Aim
Reproduce each line of the items below character for character, leaving nothing out.

Provided data
****************
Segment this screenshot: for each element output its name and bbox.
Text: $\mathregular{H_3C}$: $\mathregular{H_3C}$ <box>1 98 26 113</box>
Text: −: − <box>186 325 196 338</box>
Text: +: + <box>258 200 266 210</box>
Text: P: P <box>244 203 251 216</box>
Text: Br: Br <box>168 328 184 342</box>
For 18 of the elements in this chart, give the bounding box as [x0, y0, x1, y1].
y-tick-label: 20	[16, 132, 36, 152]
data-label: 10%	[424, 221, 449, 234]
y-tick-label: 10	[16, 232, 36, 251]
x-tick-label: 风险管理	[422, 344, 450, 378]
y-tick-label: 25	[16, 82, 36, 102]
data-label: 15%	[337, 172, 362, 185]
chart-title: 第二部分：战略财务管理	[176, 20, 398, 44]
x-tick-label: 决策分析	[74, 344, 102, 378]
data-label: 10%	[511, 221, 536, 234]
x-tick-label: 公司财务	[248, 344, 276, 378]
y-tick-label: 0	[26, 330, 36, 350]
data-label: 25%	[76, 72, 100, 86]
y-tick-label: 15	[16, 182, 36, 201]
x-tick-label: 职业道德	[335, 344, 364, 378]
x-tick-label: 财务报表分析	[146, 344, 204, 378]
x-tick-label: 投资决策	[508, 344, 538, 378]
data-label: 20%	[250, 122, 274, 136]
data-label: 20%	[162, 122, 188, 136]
****************
Complete answer
Segment this screenshot: for each element output its name and bbox.
Text: $\mathregular{H_3C}$: $\mathregular{H_3C}$ <box>1 98 26 113</box>
Text: −: − <box>186 325 196 338</box>
Text: +: + <box>258 200 266 210</box>
Text: P: P <box>244 203 251 216</box>
Text: Br: Br <box>168 328 184 342</box>
For 18 of the elements in this chart, give the bounding box as [x0, y0, x1, y1].
y-tick-label: 20	[16, 132, 36, 152]
data-label: 10%	[424, 221, 449, 234]
y-tick-label: 10	[16, 232, 36, 251]
x-tick-label: 风险管理	[422, 344, 450, 378]
y-tick-label: 25	[16, 82, 36, 102]
data-label: 15%	[337, 172, 362, 185]
chart-title: 第二部分：战略财务管理	[176, 20, 398, 44]
x-tick-label: 决策分析	[74, 344, 102, 378]
data-label: 10%	[511, 221, 536, 234]
x-tick-label: 公司财务	[248, 344, 276, 378]
y-tick-label: 0	[26, 330, 36, 350]
data-label: 25%	[76, 72, 100, 86]
y-tick-label: 15	[16, 182, 36, 201]
x-tick-label: 职业道德	[335, 344, 364, 378]
x-tick-label: 财务报表分析	[146, 344, 204, 378]
x-tick-label: 投资决策	[508, 344, 538, 378]
data-label: 20%	[250, 122, 274, 136]
data-label: 20%	[162, 122, 188, 136]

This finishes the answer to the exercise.